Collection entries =
[START]
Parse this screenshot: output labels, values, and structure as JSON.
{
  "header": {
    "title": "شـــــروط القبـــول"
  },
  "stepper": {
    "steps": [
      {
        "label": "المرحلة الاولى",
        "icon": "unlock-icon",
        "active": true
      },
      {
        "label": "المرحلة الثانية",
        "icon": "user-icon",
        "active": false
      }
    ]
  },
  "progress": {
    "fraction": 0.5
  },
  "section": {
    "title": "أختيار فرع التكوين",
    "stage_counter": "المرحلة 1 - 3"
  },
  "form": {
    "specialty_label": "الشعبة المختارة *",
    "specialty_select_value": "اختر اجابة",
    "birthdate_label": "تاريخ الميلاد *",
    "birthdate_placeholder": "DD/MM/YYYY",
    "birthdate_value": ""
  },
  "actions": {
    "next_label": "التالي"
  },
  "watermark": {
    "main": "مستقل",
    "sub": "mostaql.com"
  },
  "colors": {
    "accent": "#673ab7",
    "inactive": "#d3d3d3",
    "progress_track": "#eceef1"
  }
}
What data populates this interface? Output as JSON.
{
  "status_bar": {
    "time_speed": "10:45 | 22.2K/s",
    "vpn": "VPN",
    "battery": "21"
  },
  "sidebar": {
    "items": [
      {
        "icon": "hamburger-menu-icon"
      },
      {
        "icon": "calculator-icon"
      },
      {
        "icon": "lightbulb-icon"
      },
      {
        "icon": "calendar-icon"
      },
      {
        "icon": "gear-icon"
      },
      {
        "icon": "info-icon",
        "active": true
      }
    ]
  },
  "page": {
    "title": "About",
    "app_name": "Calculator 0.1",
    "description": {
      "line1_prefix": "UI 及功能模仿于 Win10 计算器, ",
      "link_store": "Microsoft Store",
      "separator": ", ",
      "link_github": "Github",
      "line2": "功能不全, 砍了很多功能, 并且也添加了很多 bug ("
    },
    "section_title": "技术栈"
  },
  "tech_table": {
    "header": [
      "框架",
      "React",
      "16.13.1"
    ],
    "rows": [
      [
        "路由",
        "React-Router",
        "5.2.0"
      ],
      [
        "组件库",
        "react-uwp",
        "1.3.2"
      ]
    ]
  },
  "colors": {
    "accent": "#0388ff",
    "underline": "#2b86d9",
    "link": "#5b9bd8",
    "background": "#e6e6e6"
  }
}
[END]
Written instruction = In the listing above, find the line containing "What data populates" and please quote exactly that line through the last one, and no other lines.

Complete answer =
What data populates this interface? Output as JSON.
{
  "status_bar": {
    "time_speed": "10:45 | 22.2K/s",
    "vpn": "VPN",
    "battery": "21"
  },
  "sidebar": {
    "items": [
      {
        "icon": "hamburger-menu-icon"
      },
      {
        "icon": "calculator-icon"
      },
      {
        "icon": "lightbulb-icon"
      },
      {
        "icon": "calendar-icon"
      },
      {
        "icon": "gear-icon"
      },
      {
        "icon": "info-icon",
        "active": true
      }
    ]
  },
  "page": {
    "title": "About",
    "app_name": "Calculator 0.1",
    "description": {
      "line1_prefix": "UI 及功能模仿于 Win10 计算器, ",
      "link_store": "Microsoft Store",
      "separator": ", ",
      "link_github": "Github",
      "line2": "功能不全, 砍了很多功能, 并且也添加了很多 bug ("
    },
    "section_title": "技术栈"
  },
  "tech_table": {
    "header": [
      "框架",
      "React",
      "16.13.1"
    ],
    "rows": [
      [
        "路由",
        "React-Router",
        "5.2.0"
      ],
      [
        "组件库",
        "react-uwp",
        "1.3.2"
      ]
    ]
  },
  "colors": {
    "accent": "#0388ff",
    "underline": "#2b86d9",
    "link": "#5b9bd8",
    "background": "#e6e6e6"
  }
}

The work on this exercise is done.